-- begin PROVIDED ENTRIES --
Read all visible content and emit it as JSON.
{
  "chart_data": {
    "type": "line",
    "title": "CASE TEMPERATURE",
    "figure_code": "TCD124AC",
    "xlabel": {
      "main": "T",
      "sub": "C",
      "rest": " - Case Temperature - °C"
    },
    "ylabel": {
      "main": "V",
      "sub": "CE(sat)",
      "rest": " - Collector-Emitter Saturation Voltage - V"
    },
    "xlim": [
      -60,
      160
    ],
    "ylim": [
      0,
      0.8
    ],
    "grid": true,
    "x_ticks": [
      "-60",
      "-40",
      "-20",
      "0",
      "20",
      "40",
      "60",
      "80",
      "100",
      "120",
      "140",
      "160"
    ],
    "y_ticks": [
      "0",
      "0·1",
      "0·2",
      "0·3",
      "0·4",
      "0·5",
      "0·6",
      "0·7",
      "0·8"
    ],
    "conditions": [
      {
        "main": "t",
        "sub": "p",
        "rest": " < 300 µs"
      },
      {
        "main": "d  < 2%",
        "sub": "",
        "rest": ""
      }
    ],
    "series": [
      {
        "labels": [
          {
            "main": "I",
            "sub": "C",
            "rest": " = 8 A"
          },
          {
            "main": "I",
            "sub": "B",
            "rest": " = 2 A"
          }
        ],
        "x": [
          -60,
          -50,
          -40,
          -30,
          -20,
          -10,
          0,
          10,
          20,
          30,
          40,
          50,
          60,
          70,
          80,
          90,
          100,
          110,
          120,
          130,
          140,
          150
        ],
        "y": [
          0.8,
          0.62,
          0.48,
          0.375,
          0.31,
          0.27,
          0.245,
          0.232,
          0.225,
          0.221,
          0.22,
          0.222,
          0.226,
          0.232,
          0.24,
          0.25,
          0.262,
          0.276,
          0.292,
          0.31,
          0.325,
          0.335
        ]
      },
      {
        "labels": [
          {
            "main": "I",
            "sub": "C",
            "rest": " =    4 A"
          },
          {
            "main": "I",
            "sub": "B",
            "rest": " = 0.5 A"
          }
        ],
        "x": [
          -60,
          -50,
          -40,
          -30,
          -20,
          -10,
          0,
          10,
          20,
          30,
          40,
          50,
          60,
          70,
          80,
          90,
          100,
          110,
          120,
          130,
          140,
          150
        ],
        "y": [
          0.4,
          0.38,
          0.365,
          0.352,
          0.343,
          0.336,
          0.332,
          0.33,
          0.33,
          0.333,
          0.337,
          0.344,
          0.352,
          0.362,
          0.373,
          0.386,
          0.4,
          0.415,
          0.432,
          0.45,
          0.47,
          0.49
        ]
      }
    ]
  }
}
-- end PROVIDED ENTRIES --
Your task is to reproduce the whole listing exactly.

Read all visible content and emit it as JSON.
{
  "chart_data": {
    "type": "line",
    "title": "CASE TEMPERATURE",
    "figure_code": "TCD124AC",
    "xlabel": {
      "main": "T",
      "sub": "C",
      "rest": " - Case Temperature - °C"
    },
    "ylabel": {
      "main": "V",
      "sub": "CE(sat)",
      "rest": " - Collector-Emitter Saturation Voltage - V"
    },
    "xlim": [
      -60,
      160
    ],
    "ylim": [
      0,
      0.8
    ],
    "grid": true,
    "x_ticks": [
      "-60",
      "-40",
      "-20",
      "0",
      "20",
      "40",
      "60",
      "80",
      "100",
      "120",
      "140",
      "160"
    ],
    "y_ticks": [
      "0",
      "0·1",
      "0·2",
      "0·3",
      "0·4",
      "0·5",
      "0·6",
      "0·7",
      "0·8"
    ],
    "conditions": [
      {
        "main": "t",
        "sub": "p",
        "rest": " < 300 µs"
      },
      {
        "main": "d  < 2%",
        "sub": "",
        "rest": ""
      }
    ],
    "series": [
      {
        "labels": [
          {
            "main": "I",
            "sub": "C",
            "rest": " = 8 A"
          },
          {
            "main": "I",
            "sub": "B",
            "rest": " = 2 A"
          }
        ],
        "x": [
          -60,
          -50,
          -40,
          -30,
          -20,
          -10,
          0,
          10,
          20,
          30,
          40,
          50,
          60,
          70,
          80,
          90,
          100,
          110,
          120,
          130,
          140,
          150
        ],
        "y": [
          0.8,
          0.62,
          0.48,
          0.375,
          0.31,
          0.27,
          0.245,
          0.232,
          0.225,
          0.221,
          0.22,
          0.222,
          0.226,
          0.232,
          0.24,
          0.25,
          0.262,
          0.276,
          0.292,
          0.31,
          0.325,
          0.335
        ]
      },
      {
        "labels": [
          {
            "main": "I",
            "sub": "C",
            "rest": " =    4 A"
          },
          {
            "main": "I",
            "sub": "B",
            "rest": " = 0.5 A"
          }
        ],
        "x": [
          -60,
          -50,
          -40,
          -30,
          -20,
          -10,
          0,
          10,
          20,
          30,
          40,
          50,
          60,
          70,
          80,
          90,
          100,
          110,
          120,
          130,
          140,
          150
        ],
        "y": [
          0.4,
          0.38,
          0.365,
          0.352,
          0.343,
          0.336,
          0.332,
          0.33,
          0.33,
          0.333,
          0.337,
          0.344,
          0.352,
          0.362,
          0.373,
          0.386,
          0.4,
          0.415,
          0.432,
          0.45,
          0.47,
          0.49
        ]
      }
    ]
  }
}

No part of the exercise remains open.